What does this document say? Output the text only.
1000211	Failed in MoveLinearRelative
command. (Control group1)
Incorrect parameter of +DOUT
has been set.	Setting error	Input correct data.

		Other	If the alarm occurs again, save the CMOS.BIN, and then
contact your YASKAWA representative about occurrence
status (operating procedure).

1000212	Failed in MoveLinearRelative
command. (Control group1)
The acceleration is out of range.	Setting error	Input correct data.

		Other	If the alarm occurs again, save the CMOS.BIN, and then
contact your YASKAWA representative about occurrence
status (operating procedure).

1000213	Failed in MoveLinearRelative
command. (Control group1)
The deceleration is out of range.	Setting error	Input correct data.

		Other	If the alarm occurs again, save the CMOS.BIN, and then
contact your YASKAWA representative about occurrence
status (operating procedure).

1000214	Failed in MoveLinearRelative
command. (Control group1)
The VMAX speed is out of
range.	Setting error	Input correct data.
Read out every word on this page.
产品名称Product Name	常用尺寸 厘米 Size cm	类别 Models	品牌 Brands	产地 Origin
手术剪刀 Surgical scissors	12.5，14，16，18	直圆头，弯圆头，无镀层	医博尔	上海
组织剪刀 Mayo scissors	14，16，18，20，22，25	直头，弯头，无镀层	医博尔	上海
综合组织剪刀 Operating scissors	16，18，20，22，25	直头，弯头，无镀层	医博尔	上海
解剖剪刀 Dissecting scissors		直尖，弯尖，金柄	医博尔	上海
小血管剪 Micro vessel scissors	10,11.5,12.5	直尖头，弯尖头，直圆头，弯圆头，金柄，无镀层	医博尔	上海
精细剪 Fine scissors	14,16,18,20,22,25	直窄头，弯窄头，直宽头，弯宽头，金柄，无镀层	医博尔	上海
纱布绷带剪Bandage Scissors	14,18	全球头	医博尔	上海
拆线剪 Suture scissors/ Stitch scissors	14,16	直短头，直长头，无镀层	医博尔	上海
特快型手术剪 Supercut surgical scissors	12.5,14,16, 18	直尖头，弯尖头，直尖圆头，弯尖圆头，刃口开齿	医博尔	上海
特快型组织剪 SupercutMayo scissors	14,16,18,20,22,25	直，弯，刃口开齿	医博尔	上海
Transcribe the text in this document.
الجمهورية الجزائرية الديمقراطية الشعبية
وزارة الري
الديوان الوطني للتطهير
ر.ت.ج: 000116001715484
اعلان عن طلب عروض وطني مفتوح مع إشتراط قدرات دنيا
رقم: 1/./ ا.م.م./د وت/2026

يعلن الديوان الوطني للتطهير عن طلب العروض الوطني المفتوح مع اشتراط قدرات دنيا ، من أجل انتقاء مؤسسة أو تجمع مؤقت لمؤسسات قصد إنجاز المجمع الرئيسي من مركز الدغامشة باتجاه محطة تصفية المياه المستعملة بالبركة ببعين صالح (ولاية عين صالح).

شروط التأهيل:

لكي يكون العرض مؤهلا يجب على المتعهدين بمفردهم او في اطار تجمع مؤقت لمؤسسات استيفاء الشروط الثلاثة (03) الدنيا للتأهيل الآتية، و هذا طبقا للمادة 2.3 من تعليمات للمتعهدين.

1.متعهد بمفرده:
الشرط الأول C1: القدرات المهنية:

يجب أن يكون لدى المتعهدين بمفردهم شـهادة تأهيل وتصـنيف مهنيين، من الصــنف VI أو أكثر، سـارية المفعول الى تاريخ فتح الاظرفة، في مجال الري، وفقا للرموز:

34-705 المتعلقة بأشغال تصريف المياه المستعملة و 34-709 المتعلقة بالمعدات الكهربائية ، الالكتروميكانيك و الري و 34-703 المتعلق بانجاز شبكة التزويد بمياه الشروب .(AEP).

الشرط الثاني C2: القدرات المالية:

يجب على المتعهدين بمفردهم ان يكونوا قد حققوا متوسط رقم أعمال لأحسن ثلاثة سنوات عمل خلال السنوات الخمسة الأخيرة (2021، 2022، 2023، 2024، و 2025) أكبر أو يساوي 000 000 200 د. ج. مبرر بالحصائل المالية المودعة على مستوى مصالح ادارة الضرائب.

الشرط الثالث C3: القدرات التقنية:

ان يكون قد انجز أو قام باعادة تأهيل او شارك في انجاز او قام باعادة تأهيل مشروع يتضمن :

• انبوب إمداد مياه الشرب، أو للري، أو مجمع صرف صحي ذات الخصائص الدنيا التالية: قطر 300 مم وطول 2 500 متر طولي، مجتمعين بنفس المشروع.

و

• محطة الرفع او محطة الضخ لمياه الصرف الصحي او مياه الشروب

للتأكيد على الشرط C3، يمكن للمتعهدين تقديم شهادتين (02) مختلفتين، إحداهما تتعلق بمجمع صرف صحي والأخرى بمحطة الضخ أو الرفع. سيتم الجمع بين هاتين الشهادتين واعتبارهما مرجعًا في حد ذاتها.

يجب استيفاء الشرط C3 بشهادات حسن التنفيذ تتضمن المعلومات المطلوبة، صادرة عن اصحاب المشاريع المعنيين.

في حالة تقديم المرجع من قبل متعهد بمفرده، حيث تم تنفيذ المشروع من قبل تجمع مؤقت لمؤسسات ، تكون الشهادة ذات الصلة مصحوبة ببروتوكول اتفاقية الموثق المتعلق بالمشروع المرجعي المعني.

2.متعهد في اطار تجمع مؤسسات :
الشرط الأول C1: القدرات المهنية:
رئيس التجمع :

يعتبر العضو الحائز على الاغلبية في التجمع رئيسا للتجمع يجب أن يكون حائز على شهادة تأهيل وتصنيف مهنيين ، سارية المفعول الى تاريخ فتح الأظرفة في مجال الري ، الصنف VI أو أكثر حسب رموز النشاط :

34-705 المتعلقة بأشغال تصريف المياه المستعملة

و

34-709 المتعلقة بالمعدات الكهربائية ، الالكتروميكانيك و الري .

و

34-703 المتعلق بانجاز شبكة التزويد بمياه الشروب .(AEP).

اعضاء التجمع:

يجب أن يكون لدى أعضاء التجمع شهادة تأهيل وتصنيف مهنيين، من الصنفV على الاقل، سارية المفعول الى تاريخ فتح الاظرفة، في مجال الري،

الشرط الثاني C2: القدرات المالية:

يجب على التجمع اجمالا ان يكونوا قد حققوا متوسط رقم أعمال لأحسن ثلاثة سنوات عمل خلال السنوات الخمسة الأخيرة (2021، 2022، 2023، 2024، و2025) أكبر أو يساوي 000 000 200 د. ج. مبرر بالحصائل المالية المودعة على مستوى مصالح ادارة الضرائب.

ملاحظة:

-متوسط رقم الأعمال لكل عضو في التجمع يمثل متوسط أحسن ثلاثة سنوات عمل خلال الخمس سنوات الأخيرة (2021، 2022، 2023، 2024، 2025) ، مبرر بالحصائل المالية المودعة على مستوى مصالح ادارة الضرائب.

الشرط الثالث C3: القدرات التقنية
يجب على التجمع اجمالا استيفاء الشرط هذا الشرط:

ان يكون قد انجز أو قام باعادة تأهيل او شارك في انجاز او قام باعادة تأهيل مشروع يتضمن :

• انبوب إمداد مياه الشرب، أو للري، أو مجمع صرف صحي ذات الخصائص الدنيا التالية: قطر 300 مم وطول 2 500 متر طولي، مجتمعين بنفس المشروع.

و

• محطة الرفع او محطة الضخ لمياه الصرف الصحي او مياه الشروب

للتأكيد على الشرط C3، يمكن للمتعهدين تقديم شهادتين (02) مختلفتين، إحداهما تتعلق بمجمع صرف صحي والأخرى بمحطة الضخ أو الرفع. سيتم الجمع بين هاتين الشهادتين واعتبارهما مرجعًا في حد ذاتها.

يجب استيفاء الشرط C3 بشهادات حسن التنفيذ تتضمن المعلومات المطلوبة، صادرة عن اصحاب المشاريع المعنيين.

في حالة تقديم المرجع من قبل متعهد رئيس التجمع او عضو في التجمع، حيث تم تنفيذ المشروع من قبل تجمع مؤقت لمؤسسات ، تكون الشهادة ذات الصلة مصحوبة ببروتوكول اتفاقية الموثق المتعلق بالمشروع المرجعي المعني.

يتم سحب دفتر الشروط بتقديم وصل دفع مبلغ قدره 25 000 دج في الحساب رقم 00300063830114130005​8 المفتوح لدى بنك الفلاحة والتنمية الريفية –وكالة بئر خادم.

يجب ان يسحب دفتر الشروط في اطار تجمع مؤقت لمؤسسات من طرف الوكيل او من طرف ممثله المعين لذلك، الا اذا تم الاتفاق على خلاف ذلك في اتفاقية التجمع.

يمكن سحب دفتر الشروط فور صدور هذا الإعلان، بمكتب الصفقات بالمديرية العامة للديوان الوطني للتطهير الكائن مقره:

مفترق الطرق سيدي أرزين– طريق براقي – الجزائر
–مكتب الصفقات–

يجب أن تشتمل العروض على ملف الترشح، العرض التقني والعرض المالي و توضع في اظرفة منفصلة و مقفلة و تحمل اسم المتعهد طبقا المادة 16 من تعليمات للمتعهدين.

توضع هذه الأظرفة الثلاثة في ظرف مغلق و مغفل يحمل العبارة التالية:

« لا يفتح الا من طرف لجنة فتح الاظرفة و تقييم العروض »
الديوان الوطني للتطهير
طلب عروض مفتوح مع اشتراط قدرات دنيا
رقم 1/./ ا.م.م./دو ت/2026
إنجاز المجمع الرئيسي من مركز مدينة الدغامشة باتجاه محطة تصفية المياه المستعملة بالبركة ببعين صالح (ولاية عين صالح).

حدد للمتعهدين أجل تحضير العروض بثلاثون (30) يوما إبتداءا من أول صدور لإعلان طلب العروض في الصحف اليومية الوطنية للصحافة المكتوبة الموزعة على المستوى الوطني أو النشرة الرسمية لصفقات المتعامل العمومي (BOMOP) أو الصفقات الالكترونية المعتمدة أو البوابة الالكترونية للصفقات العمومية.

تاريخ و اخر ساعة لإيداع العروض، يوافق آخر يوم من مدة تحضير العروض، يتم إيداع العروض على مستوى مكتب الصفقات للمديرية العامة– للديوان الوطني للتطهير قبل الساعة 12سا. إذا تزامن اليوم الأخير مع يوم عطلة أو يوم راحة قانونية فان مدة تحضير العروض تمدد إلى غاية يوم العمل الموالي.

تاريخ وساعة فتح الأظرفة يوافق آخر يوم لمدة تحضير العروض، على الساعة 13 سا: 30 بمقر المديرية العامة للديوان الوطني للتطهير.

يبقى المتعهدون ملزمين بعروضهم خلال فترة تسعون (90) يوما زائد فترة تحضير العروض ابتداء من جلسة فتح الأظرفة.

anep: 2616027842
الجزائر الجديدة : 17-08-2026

--------------------------------

#### Your objective:
Report only a number: how many lines in the material above contain the string "مركز".

#### Finished exercise:
2